# Directive:
Please give the listing again in its entirety, exactly as written.

# Extracted entries:
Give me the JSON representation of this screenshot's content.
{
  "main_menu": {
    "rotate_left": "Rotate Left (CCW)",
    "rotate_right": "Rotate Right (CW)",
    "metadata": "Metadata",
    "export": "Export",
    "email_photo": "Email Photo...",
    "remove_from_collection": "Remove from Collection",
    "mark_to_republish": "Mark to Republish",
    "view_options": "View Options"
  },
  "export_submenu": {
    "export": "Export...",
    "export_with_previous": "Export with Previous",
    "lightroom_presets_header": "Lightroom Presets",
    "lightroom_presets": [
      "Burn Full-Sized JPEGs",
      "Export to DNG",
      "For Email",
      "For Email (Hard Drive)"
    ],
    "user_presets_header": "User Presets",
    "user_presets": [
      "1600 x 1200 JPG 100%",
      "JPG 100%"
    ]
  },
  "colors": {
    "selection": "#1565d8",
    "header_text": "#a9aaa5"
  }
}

# Result of the exercise:
Give me the JSON representation of this screenshot's content.
{
  "main_menu": {
    "rotate_left": "Rotate Left (CCW)",
    "rotate_right": "Rotate Right (CW)",
    "metadata": "Metadata",
    "export": "Export",
    "email_photo": "Email Photo...",
    "remove_from_collection": "Remove from Collection",
    "mark_to_republish": "Mark to Republish",
    "view_options": "View Options"
  },
  "export_submenu": {
    "export": "Export...",
    "export_with_previous": "Export with Previous",
    "lightroom_presets_header": "Lightroom Presets",
    "lightroom_presets": [
      "Burn Full-Sized JPEGs",
      "Export to DNG",
      "For Email",
      "For Email (Hard Drive)"
    ],
    "user_presets_header": "User Presets",
    "user_presets": [
      "1600 x 1200 JPG 100%",
      "JPG 100%"
    ]
  },
  "colors": {
    "selection": "#1565d8",
    "header_text": "#a9aaa5"
  }
}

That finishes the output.